_GOAL_
Locate every line in the records below that holds the word "requirements" and return each one.

:::::

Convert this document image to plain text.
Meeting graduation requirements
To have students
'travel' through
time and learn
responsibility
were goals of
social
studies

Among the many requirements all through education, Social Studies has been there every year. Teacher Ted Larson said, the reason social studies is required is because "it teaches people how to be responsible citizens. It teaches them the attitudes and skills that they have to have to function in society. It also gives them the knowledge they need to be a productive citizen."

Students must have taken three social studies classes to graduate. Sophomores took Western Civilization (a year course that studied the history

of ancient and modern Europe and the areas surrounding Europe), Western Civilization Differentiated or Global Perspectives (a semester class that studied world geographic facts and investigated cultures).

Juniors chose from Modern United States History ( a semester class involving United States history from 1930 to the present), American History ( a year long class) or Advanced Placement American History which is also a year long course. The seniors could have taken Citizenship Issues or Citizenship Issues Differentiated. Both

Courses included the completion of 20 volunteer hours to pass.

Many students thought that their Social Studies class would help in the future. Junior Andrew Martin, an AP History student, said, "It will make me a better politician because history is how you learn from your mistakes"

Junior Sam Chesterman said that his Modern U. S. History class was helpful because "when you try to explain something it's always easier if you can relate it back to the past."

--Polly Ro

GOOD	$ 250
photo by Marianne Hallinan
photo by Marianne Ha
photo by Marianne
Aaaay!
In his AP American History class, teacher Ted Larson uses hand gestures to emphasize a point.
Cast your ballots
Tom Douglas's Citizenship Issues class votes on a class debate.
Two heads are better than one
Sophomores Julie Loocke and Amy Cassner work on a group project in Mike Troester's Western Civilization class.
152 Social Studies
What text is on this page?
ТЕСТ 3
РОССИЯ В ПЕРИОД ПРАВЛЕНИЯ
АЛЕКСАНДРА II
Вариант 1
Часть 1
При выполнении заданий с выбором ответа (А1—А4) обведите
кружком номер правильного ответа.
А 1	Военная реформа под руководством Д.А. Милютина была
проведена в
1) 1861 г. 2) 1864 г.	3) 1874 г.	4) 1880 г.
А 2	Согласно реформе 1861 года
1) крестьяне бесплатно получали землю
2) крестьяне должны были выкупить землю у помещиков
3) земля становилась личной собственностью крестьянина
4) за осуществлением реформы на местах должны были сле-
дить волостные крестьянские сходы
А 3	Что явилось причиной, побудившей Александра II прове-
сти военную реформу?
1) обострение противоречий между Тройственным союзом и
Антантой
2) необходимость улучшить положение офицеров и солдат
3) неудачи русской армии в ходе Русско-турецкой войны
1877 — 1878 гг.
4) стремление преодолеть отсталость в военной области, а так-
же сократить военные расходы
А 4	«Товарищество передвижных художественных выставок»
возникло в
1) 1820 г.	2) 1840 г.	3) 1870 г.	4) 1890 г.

:::::

_FINISHED EXERCISE_
Meeting graduation requirements
Among the many requirements all through education, Social Studies has been there every year. Teacher Ted Larson said, the reason social studies is required is because "it teaches people how to be responsible citizens. It teaches them the attitudes and skills that they have to have to function in society. It also gives them the knowledge they need to be a productive citizen."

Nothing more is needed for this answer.